Reproduce every line of text in the material below word for word, omitting the pictures from your answer.

Stored records:

———

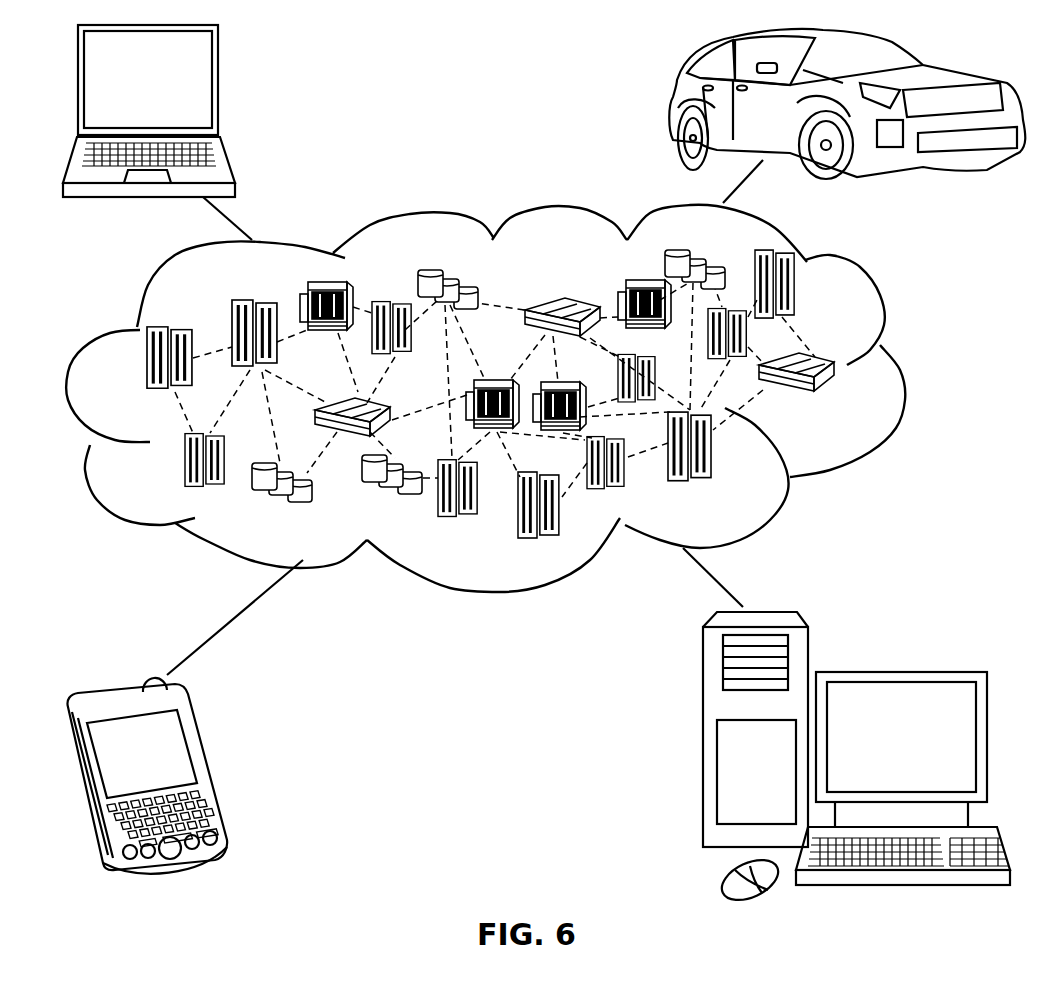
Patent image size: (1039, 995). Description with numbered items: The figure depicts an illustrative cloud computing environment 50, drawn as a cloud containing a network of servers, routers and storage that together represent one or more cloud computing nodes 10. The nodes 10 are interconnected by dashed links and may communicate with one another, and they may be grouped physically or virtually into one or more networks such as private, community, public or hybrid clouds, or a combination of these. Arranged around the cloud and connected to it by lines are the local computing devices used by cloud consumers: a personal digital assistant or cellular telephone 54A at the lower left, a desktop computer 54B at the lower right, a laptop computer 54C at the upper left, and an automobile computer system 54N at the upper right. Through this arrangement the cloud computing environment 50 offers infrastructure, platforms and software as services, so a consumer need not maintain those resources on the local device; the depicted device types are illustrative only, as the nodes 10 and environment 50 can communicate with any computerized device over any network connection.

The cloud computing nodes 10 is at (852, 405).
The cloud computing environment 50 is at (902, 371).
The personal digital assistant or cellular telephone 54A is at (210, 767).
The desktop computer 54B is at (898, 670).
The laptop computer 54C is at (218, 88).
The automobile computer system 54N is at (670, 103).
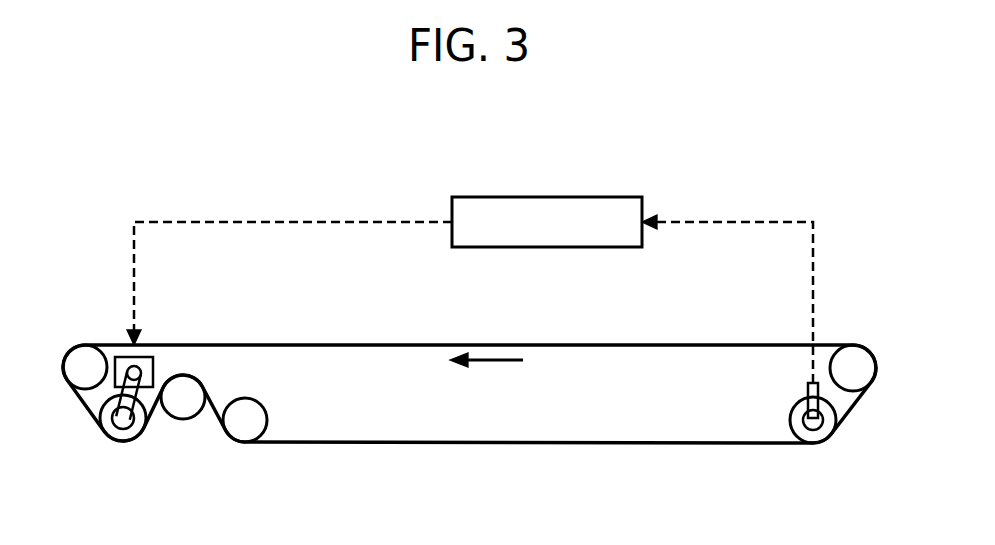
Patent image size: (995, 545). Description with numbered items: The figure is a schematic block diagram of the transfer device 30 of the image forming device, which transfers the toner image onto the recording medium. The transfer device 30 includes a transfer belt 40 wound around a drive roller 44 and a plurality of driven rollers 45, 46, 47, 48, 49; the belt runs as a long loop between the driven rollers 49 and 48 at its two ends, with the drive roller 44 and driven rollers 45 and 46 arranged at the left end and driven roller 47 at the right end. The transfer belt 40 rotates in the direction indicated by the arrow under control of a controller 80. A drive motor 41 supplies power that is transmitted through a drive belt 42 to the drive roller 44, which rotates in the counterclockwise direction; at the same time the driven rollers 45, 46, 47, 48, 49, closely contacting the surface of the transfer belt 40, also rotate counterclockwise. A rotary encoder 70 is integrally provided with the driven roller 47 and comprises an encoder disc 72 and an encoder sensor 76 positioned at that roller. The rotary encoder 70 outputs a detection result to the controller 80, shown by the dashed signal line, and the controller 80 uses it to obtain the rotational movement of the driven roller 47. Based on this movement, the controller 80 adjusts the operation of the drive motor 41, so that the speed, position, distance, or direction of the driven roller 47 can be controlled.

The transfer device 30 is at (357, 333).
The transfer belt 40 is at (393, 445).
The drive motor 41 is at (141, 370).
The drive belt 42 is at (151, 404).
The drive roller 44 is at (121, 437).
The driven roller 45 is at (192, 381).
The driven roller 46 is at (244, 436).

———

Task result:
Patent image size: (1039, 995). Description with numbered items: The figure depicts an illustrative cloud computing environment 50, drawn as a cloud containing a network of servers, routers and storage that together represent one or more cloud computing nodes 10. The nodes 10 are interconnected by dashed links and may communicate with one another, and they may be grouped physically or virtually into one or more networks such as private, community, public or hybrid clouds, or a combination of these. Arranged around the cloud and connected to it by lines are the local computing devices used by cloud consumers: a personal digital assistant or cellular telephone 54A at the lower left, a desktop computer 54B at the lower right, a laptop computer 54C at the upper left, and an automobile computer system 54N at the upper right. Through this arrangement the cloud computing environment 50 offers infrastructure, platforms and software as services, so a consumer need not maintain those resources on the local device; the depicted device types are illustrative only, as the nodes 10 and environment 50 can communicate with any computerized device over any network connection.

The cloud computing nodes 10 is at (852, 405).
The cloud computing environment 50 is at (902, 371).
The personal digital assistant or cellular telephone 54A is at (210, 767).
The desktop computer 54B is at (898, 670).
The laptop computer 54C is at (218, 88).
The automobile computer system 54N is at (670, 103).
Patent image size: (995, 545). Description with numbered items: The figure is a schematic block diagram of the transfer device 30 of the image forming device, which transfers the toner image onto the recording medium. The transfer device 30 includes a transfer belt 40 wound around a drive roller 44 and a plurality of driven rollers 45, 46, 47, 48, 49; the belt runs as a long loop between the driven rollers 49 and 48 at its two ends, with the drive roller 44 and driven rollers 45 and 46 arranged at the left end and driven roller 47 at the right end. The transfer belt 40 rotates in the direction indicated by the arrow under control of a controller 80. A drive motor 41 supplies power that is transmitted through a drive belt 42 to the drive roller 44, which rotates in the counterclockwise direction; at the same time the driven rollers 45, 46, 47, 48, 49, closely contacting the surface of the transfer belt 40, also rotate counterclockwise. A rotary encoder 70 is integrally provided with the driven roller 47 and comprises an encoder disc 72 and an encoder sensor 76 positioned at that roller. The rotary encoder 70 outputs a detection result to the controller 80, shown by the dashed signal line, and the controller 80 uses it to obtain the rotational movement of the driven roller 47. Based on this movement, the controller 80 adjusts the operation of the drive motor 41, so that the speed, position, distance, or direction of the driven roller 47 can be controlled.

The transfer device 30 is at (357, 333).
The transfer belt 40 is at (393, 445).
The drive motor 41 is at (141, 370).
The drive belt 42 is at (151, 404).
The drive roller 44 is at (121, 437).
The driven roller 45 is at (192, 381).
The driven roller 46 is at (244, 436).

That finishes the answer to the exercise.